**EXERCISE BRIEF:**
Find the string "прилегания" in the entries and copy each line that has it.

Start DATA SECTION

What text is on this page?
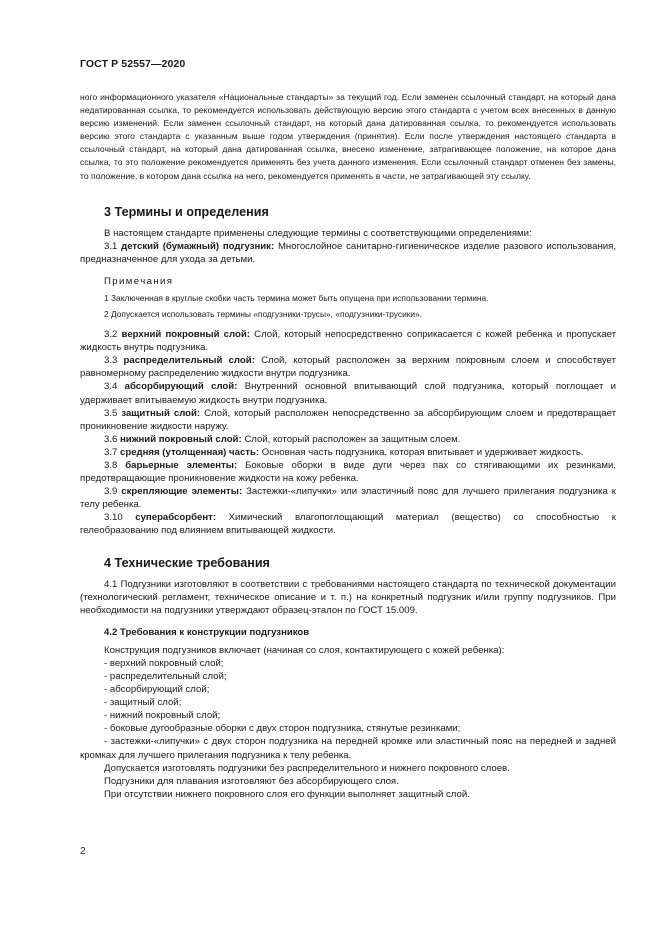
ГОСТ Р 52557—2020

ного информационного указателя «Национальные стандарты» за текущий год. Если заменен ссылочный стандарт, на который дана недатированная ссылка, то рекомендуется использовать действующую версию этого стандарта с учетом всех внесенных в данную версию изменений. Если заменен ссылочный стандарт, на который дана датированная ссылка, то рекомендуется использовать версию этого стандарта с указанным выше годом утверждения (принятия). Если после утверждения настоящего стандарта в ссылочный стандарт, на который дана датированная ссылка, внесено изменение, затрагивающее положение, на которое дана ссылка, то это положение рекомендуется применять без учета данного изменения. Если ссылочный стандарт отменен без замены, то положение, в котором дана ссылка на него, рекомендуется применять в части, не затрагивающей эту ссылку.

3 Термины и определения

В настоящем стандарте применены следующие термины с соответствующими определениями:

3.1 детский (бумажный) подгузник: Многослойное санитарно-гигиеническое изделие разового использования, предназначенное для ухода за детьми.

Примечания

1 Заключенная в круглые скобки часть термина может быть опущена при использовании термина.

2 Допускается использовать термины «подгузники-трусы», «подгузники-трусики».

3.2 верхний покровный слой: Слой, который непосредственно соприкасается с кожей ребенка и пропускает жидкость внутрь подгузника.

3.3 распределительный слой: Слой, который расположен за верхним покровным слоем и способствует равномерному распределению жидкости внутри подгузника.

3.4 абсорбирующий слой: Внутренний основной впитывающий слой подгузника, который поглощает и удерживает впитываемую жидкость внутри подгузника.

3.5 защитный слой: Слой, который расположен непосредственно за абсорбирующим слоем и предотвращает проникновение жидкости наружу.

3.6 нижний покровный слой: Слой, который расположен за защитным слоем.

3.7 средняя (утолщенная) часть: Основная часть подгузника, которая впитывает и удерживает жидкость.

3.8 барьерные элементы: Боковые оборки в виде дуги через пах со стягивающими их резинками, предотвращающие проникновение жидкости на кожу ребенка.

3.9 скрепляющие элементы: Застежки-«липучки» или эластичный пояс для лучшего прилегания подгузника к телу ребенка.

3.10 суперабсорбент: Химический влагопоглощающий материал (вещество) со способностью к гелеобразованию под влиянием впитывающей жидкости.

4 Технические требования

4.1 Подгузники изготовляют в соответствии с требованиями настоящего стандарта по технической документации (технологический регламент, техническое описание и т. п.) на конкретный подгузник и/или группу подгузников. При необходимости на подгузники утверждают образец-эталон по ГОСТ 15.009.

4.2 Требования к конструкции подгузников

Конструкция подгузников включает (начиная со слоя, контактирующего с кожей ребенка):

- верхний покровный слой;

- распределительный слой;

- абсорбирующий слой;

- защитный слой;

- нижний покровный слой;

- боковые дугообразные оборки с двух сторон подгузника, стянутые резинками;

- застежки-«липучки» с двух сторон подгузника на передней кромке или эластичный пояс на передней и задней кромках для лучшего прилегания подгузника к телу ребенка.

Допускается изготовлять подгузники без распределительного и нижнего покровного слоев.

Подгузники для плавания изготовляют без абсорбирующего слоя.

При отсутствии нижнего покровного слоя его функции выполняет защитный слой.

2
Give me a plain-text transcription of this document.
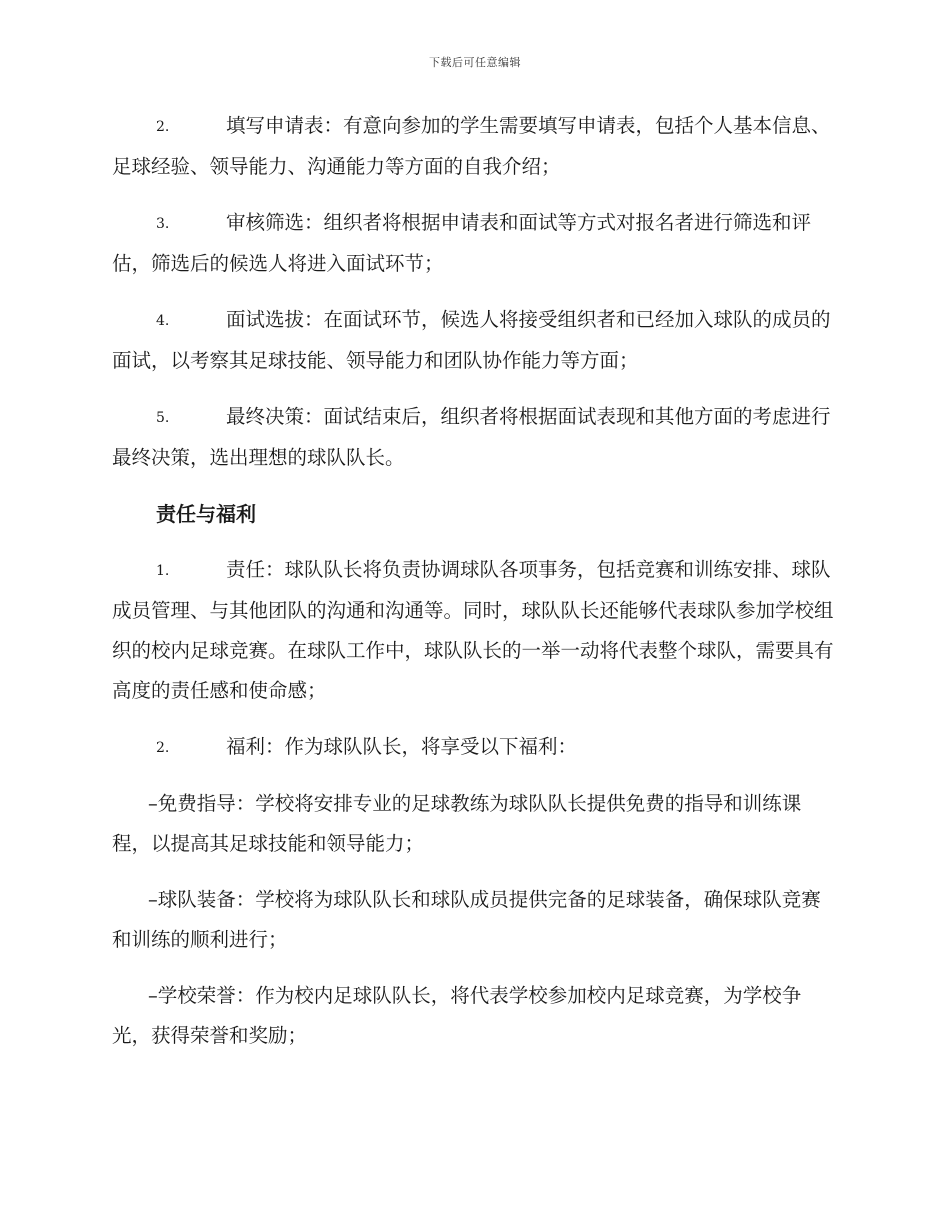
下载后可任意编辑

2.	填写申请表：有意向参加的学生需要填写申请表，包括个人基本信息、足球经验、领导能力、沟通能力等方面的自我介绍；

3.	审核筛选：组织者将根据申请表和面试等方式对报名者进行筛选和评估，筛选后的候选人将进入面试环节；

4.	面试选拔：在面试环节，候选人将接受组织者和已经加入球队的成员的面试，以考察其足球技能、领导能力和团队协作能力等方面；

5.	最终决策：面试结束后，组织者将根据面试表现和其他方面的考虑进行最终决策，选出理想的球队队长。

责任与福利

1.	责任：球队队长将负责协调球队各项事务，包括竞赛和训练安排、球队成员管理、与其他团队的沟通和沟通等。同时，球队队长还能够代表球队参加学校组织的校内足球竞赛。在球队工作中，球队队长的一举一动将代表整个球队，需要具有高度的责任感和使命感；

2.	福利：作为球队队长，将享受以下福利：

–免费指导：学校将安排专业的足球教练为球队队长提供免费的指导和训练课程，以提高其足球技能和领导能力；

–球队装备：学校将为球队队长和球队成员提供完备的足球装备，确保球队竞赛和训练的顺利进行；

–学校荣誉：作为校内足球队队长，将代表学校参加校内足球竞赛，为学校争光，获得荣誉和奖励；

End DATA SECTION

**PROBLEM SOLUTION:**
3.9 скрепляющие элементы: Застежки-«липучки» или эластичный пояс для лучшего прилегания подгузника к телу ребенка.
- застежки-«липучки» с двух сторон подгузника на передней кромке или эластичный пояс на передней и задней кромках для лучшего прилегания подгузника к телу ребенка.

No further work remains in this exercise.